Dataset:
============================================================
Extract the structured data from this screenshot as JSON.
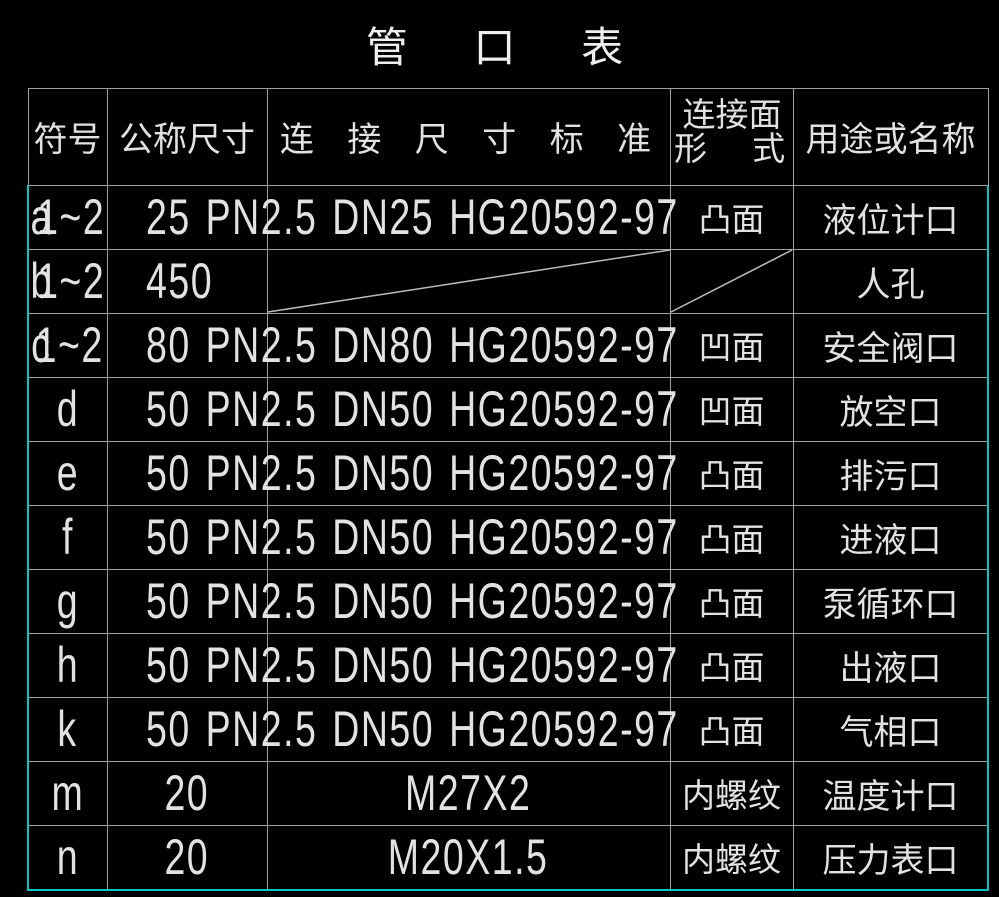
{
  "title": "管 口 表",
  "header": {
    "symbol": "符号",
    "nominal_size": "公称尺寸",
    "connection_standard": "连 接 尺 寸 标 准",
    "face_form_line1": "连接面",
    "face_form_line2": "形  式",
    "usage": "用途或名称"
  },
  "colors": {
    "background": "#000000",
    "grid_line": "#9f9f9f",
    "outer_border": "#00c6c6",
    "text": "#e2e2e2"
  },
  "rows": [
    {
      "sym_base": "a",
      "sym_sub": "1",
      "sym_suffix": "~2",
      "size": "25",
      "std": "PN2.5 DN25 HG20592-97",
      "face": "凸面",
      "name": "液位计口",
      "layout": "overflow",
      "diagonal": false
    },
    {
      "sym_base": "b",
      "sym_sub": "1",
      "sym_suffix": "~2",
      "size": "450",
      "std": "",
      "face": "",
      "name": "人孔",
      "layout": "overflow",
      "diagonal": true
    },
    {
      "sym_base": "c",
      "sym_sub": "1",
      "sym_suffix": "~2",
      "size": "80",
      "std": "PN2.5 DN80 HG20592-97",
      "face": "凹面",
      "name": "安全阀口",
      "layout": "overflow",
      "diagonal": false
    },
    {
      "sym_base": "d",
      "sym_sub": "",
      "sym_suffix": "",
      "size": "50",
      "std": "PN2.5 DN50 HG20592-97",
      "face": "凹面",
      "name": "放空口",
      "layout": "overflow",
      "diagonal": false
    },
    {
      "sym_base": "e",
      "sym_sub": "",
      "sym_suffix": "",
      "size": "50",
      "std": "PN2.5 DN50 HG20592-97",
      "face": "凸面",
      "name": "排污口",
      "layout": "overflow",
      "diagonal": false
    },
    {
      "sym_base": "f",
      "sym_sub": "",
      "sym_suffix": "",
      "size": "50",
      "std": "PN2.5 DN50 HG20592-97",
      "face": "凸面",
      "name": "进液口",
      "layout": "overflow",
      "diagonal": false
    },
    {
      "sym_base": "g",
      "sym_sub": "",
      "sym_suffix": "",
      "size": "50",
      "std": "PN2.5 DN50 HG20592-97",
      "face": "凸面",
      "name": "泵循环口",
      "layout": "overflow",
      "diagonal": false
    },
    {
      "sym_base": "h",
      "sym_sub": "",
      "sym_suffix": "",
      "size": "50",
      "std": "PN2.5 DN50 HG20592-97",
      "face": "凸面",
      "name": "出液口",
      "layout": "overflow",
      "diagonal": false
    },
    {
      "sym_base": "k",
      "sym_sub": "",
      "sym_suffix": "",
      "size": "50",
      "std": "PN2.5 DN50 HG20592-97",
      "face": "凸面",
      "name": "气相口",
      "layout": "overflow",
      "diagonal": false
    },
    {
      "sym_base": "m",
      "sym_sub": "",
      "sym_suffix": "",
      "size": "20",
      "std": "M27X2",
      "face": "内螺纹",
      "name": "温度计口",
      "layout": "centered",
      "diagonal": false
    },
    {
      "sym_base": "n",
      "sym_sub": "",
      "sym_suffix": "",
      "size": "20",
      "std": "M20X1.5",
      "face": "内螺纹",
      "name": "压力表口",
      "layout": "centered",
      "diagonal": false
    }
  ]
}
============================================================
Please write out all the data again word for word, but not the pictures.

Extract the structured data from this screenshot as JSON.
{
  "title": "管 口 表",
  "header": {
    "symbol": "符号",
    "nominal_size": "公称尺寸",
    "connection_standard": "连 接 尺 寸 标 准",
    "face_form_line1": "连接面",
    "face_form_line2": "形  式",
    "usage": "用途或名称"
  },
  "colors": {
    "background": "#000000",
    "grid_line": "#9f9f9f",
    "outer_border": "#00c6c6",
    "text": "#e2e2e2"
  },
  "rows": [
    {
      "sym_base": "a",
      "sym_sub": "1",
      "sym_suffix": "~2",
      "size": "25",
      "std": "PN2.5 DN25 HG20592-97",
      "face": "凸面",
      "name": "液位计口",
      "layout": "overflow",
      "diagonal": false
    },
    {
      "sym_base": "b",
      "sym_sub": "1",
      "sym_suffix": "~2",
      "size": "450",
      "std": "",
      "face": "",
      "name": "人孔",
      "layout": "overflow",
      "diagonal": true
    },
    {
      "sym_base": "c",
      "sym_sub": "1",
      "sym_suffix": "~2",
      "size": "80",
      "std": "PN2.5 DN80 HG20592-97",
      "face": "凹面",
      "name": "安全阀口",
      "layout": "overflow",
      "diagonal": false
    },
    {
      "sym_base": "d",
      "sym_sub": "",
      "sym_suffix": "",
      "size": "50",
      "std": "PN2.5 DN50 HG20592-97",
      "face": "凹面",
      "name": "放空口",
      "layout": "overflow",
      "diagonal": false
    },
    {
      "sym_base": "e",
      "sym_sub": "",
      "sym_suffix": "",
      "size": "50",
      "std": "PN2.5 DN50 HG20592-97",
      "face": "凸面",
      "name": "排污口",
      "layout": "overflow",
      "diagonal": false
    },
    {
      "sym_base": "f",
      "sym_sub": "",
      "sym_suffix": "",
      "size": "50",
      "std": "PN2.5 DN50 HG20592-97",
      "face": "凸面",
      "name": "进液口",
      "layout": "overflow",
      "diagonal": false
    },
    {
      "sym_base": "g",
      "sym_sub": "",
      "sym_suffix": "",
      "size": "50",
      "std": "PN2.5 DN50 HG20592-97",
      "face": "凸面",
      "name": "泵循环口",
      "layout": "overflow",
      "diagonal": false
    },
    {
      "sym_base": "h",
      "sym_sub": "",
      "sym_suffix": "",
      "size": "50",
      "std": "PN2.5 DN50 HG20592-97",
      "face": "凸面",
      "name": "出液口",
      "layout": "overflow",
      "diagonal": false
    },
    {
      "sym_base": "k",
      "sym_sub": "",
      "sym_suffix": "",
      "size": "50",
      "std": "PN2.5 DN50 HG20592-97",
      "face": "凸面",
      "name": "气相口",
      "layout": "overflow",
      "diagonal": false
    },
    {
      "sym_base": "m",
      "sym_sub": "",
      "sym_suffix": "",
      "size": "20",
      "std": "M27X2",
      "face": "内螺纹",
      "name": "温度计口",
      "layout": "centered",
      "diagonal": false
    },
    {
      "sym_base": "n",
      "sym_sub": "",
      "sym_suffix": "",
      "size": "20",
      "std": "M20X1.5",
      "face": "内螺纹",
      "name": "压力表口",
      "layout": "centered",
      "diagonal": false
    }
  ]
}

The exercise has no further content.